In Scala, you may specify one or more parameters to be implicit, and then provide an implicit value in the calling context that matches the type of the implicit parameter. When you invoke the function you don’t need to specify the implicit values (you can, if you want, but it is not required).

What are typeclasses?

I had to look up this, but the matter is pretty clear. Typeclasses are a way to wrap existing and closed classes into a package that can be used for operations that the wrapped class was not equipped for.

Let’s get clear of Monads and Monoids that are usually chosen for examples on the subject. Consider you are designing some algorithm that works on the hash code, but the hash code you need has some requirements that are not fulfilled by the standard hash method (yes, the example is stupid, but bear with me for a while).

Now you could write an inheritance wrapper for every class you want to use with the container, but that would be unpractical. The solution is the type class. In Scala, there is no specific construct since you can use the trait –

def trait Hasher[T] {
  def hash( t: T ) : Int
}

val myStringHash : Hasher[String] = new Hasher[String] {
  def hash( s: String ) : Int = s.length
}

Note that I just create an instance of a Hashable for the String. Now we need to propagate this instance to the location where it is used. We can use the implicit mechanism such as in the following code:

class MyContainer[T] {
  def put( t: T )( implicit hasher: Hasher[T] ) : Unit = {
    ???

[Document structure recognition data]
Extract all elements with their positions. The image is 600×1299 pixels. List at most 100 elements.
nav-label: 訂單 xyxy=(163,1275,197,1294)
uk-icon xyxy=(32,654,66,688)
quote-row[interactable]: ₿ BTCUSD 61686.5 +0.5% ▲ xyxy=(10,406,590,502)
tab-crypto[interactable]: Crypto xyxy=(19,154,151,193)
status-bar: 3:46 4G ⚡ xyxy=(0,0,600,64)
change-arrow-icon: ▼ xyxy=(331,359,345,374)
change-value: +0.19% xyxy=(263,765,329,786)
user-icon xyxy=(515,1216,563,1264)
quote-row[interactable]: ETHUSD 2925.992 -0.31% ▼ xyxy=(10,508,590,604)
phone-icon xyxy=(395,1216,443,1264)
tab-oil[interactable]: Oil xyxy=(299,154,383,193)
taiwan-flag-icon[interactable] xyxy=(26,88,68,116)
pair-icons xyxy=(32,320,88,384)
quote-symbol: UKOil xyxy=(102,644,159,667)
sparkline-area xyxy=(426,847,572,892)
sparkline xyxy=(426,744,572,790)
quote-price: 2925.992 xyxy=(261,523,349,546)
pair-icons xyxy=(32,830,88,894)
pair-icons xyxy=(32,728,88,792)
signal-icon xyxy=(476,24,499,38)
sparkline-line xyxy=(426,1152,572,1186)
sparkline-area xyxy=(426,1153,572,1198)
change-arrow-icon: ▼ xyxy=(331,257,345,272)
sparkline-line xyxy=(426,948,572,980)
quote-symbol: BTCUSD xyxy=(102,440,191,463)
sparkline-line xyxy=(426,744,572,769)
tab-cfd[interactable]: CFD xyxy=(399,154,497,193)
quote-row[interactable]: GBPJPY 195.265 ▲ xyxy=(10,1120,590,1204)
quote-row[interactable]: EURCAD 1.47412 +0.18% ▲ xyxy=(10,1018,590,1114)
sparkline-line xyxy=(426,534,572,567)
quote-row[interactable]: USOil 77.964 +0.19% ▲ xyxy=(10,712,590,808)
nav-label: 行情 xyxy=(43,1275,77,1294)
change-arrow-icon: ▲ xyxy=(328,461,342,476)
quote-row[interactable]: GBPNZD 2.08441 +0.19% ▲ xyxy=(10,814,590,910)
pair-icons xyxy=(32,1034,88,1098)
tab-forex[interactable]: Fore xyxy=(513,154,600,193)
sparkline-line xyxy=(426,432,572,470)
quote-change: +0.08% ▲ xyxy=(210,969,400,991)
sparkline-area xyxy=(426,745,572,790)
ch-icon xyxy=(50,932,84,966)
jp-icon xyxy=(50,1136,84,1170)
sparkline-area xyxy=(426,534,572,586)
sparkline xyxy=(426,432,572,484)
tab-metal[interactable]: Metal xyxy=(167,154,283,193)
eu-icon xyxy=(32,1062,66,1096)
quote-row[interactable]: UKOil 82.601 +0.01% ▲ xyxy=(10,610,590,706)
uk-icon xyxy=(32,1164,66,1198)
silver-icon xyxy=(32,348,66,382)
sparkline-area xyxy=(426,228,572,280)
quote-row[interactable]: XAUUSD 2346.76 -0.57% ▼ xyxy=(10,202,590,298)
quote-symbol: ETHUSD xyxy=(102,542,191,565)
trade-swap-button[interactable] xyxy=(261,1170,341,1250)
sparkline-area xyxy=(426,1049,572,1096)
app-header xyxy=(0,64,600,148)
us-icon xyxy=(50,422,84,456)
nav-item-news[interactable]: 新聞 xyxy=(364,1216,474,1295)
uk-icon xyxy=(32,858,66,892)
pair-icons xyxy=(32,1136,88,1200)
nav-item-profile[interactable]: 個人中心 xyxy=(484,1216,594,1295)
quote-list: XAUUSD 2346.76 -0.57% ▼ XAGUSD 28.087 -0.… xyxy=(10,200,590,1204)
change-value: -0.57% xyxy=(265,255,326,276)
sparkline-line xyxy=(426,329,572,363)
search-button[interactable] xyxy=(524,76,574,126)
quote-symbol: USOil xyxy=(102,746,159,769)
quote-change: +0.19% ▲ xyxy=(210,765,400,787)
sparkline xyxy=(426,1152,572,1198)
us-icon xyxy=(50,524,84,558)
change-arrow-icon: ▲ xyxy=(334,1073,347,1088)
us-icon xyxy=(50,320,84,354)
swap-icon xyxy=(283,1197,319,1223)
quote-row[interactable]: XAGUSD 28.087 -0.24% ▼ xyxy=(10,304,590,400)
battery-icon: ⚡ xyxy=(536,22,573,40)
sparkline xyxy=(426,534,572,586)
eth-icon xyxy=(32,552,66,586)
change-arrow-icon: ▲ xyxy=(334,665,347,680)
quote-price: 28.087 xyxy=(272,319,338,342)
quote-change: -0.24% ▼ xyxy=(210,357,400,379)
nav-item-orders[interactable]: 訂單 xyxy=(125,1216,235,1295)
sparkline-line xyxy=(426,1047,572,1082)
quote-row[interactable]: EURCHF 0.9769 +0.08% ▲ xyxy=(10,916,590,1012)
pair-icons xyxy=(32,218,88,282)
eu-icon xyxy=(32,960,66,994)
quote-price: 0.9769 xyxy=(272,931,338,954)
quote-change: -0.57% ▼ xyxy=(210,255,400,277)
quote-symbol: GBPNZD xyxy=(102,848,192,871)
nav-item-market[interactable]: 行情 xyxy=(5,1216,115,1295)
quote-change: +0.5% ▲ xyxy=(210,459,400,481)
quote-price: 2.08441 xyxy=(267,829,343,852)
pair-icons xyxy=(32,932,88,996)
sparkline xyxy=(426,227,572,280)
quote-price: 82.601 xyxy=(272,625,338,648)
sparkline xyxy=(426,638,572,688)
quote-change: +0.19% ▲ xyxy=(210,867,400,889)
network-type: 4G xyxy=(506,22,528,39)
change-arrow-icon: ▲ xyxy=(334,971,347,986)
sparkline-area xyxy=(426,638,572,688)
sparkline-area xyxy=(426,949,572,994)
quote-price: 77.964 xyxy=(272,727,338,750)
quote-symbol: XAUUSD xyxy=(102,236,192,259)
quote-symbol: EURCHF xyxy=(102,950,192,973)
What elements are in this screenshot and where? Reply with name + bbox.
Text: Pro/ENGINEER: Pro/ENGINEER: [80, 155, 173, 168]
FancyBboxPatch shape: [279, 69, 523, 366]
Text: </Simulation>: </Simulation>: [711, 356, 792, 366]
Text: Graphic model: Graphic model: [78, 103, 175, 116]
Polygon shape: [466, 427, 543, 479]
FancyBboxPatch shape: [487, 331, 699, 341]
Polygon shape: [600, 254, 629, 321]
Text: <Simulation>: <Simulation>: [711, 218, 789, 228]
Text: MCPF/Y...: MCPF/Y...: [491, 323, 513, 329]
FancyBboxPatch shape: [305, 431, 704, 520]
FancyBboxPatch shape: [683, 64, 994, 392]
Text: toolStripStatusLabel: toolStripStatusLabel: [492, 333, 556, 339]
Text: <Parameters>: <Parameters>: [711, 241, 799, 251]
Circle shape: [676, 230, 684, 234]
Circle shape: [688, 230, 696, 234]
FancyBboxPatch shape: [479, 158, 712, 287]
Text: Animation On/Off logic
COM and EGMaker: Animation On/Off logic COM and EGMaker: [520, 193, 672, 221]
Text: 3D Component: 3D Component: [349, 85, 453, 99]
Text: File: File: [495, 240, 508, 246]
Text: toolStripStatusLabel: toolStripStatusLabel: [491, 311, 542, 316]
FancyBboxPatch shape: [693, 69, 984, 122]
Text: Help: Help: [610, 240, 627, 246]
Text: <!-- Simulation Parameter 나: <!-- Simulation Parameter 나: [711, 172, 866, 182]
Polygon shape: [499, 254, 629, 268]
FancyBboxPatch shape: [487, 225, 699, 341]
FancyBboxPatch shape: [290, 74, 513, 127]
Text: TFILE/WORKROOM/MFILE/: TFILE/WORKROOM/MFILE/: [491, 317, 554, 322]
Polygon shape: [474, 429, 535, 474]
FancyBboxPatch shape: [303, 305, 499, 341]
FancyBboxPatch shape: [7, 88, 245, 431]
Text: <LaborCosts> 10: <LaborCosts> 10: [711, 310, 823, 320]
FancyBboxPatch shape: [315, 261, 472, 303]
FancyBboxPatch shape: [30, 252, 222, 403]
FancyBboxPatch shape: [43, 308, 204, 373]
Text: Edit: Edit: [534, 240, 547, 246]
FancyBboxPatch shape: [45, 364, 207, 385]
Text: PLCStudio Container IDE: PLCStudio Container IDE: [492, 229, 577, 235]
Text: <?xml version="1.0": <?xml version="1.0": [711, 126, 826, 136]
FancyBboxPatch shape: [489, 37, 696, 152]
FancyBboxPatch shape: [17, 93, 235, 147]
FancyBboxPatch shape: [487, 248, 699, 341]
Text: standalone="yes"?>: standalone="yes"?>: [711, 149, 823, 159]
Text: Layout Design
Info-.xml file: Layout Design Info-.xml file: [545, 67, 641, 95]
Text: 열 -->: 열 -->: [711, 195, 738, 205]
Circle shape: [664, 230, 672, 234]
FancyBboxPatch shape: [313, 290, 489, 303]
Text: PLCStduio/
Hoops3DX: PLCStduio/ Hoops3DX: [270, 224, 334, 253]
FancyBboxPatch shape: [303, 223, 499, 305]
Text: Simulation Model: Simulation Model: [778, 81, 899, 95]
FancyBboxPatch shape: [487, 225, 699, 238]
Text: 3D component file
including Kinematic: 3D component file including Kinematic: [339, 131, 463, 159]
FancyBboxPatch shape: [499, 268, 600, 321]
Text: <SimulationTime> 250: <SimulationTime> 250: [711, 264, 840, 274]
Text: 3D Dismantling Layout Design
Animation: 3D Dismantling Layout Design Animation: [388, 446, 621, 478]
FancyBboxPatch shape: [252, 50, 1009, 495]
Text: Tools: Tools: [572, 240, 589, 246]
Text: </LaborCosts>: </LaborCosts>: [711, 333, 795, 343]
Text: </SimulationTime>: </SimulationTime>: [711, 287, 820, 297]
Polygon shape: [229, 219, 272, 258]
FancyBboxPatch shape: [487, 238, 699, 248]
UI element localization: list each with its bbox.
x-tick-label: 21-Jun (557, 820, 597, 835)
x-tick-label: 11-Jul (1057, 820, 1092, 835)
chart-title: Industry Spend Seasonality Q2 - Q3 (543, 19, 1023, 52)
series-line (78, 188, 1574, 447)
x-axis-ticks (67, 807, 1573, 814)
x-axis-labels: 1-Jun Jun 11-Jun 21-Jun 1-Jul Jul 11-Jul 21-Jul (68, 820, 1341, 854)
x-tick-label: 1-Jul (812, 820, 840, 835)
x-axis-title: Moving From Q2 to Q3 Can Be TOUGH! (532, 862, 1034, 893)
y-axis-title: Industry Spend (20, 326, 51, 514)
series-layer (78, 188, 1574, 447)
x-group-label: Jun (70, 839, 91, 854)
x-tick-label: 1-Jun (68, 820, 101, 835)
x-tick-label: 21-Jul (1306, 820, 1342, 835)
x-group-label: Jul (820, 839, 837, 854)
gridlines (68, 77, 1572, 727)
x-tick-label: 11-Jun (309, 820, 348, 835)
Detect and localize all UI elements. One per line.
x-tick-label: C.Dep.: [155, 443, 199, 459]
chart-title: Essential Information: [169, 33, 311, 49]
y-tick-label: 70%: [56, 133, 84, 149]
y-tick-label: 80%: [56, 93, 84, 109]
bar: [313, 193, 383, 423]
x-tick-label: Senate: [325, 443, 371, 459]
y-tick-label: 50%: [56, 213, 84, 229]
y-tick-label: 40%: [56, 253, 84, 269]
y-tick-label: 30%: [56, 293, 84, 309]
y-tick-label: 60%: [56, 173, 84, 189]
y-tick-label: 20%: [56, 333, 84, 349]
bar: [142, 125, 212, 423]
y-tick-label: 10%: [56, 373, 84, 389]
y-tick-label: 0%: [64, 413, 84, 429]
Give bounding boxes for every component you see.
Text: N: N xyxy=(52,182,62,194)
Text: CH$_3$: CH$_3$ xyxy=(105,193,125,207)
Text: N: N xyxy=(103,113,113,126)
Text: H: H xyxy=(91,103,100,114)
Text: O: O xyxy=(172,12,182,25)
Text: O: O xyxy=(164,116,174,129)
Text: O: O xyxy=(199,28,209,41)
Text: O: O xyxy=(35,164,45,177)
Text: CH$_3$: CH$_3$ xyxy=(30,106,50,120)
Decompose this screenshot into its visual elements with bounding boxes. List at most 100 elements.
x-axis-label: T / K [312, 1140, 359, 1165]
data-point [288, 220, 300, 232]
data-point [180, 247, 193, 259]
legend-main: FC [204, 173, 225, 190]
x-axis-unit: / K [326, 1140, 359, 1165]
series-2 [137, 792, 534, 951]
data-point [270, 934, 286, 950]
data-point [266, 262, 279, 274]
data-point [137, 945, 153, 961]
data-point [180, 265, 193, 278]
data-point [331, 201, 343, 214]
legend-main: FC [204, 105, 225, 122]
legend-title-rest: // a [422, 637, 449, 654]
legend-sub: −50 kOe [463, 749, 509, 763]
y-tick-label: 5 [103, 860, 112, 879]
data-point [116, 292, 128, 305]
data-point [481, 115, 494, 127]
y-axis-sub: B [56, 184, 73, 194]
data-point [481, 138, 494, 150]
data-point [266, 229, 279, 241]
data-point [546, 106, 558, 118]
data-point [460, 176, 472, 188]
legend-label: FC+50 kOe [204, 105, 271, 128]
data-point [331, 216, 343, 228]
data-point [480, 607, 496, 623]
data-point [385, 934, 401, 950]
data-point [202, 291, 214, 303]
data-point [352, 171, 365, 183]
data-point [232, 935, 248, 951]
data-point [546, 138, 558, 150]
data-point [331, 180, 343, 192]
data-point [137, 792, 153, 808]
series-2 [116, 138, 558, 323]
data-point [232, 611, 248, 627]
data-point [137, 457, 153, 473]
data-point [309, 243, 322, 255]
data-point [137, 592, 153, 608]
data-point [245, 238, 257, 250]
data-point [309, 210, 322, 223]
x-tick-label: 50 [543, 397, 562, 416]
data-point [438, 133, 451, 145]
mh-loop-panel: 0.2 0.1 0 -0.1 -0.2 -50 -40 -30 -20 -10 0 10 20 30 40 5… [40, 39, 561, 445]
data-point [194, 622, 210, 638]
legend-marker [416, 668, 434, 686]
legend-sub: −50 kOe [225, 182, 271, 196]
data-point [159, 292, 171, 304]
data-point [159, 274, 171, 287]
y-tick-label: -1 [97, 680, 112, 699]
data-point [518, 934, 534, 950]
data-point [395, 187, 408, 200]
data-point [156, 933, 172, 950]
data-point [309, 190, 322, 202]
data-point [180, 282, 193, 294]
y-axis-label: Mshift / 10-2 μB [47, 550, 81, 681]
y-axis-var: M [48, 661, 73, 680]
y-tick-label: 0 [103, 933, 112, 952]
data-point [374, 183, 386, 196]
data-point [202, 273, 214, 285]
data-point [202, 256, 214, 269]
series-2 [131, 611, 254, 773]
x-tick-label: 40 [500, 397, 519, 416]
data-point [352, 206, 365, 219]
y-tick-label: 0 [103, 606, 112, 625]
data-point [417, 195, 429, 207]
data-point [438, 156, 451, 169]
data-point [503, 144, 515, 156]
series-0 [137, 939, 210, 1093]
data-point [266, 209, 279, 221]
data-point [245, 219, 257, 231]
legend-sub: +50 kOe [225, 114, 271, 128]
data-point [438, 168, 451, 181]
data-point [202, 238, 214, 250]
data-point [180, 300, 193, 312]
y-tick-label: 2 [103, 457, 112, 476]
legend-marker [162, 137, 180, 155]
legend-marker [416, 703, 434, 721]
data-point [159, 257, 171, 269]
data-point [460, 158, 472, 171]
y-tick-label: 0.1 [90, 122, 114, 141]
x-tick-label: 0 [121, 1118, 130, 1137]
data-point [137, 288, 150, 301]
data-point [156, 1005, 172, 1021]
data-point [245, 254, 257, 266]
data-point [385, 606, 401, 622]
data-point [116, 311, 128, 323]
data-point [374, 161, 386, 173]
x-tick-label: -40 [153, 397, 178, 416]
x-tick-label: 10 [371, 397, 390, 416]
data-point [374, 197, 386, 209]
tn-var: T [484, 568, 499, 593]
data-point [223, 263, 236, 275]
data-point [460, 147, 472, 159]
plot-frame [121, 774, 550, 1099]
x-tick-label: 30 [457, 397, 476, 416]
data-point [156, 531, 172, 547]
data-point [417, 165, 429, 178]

**Assigned task 1**
Set down the Scala passage from "In Scala, you" up to and including "not equipped for.".
**Assigned task 2**
According to the Scala passage, why does Scala have no specific construct for type classes?
**Assigned task 3**
In the Scala passage, what value does the hash method of myStringHash return for a string?
Work only from the text.

**Exercise result 1**
In Scala, you may specify one or more parameters to be implicit, and then provide an implicit value in the calling context that matches the type of the implicit parameter. When you invoke the function you don’t need to specify the implicit values (you can, if you want, but it is not required).

What are typeclasses?

I had to look up this, but the matter is pretty clear. Typeclasses are a way to wrap existing and closed classes into a package that can be used for operations that the wrapped class was not equipped for.

**Exercise result 2**
Scala needs no specific construct for type classes because a trait can be used for them.

**Exercise result 3**
The string's length.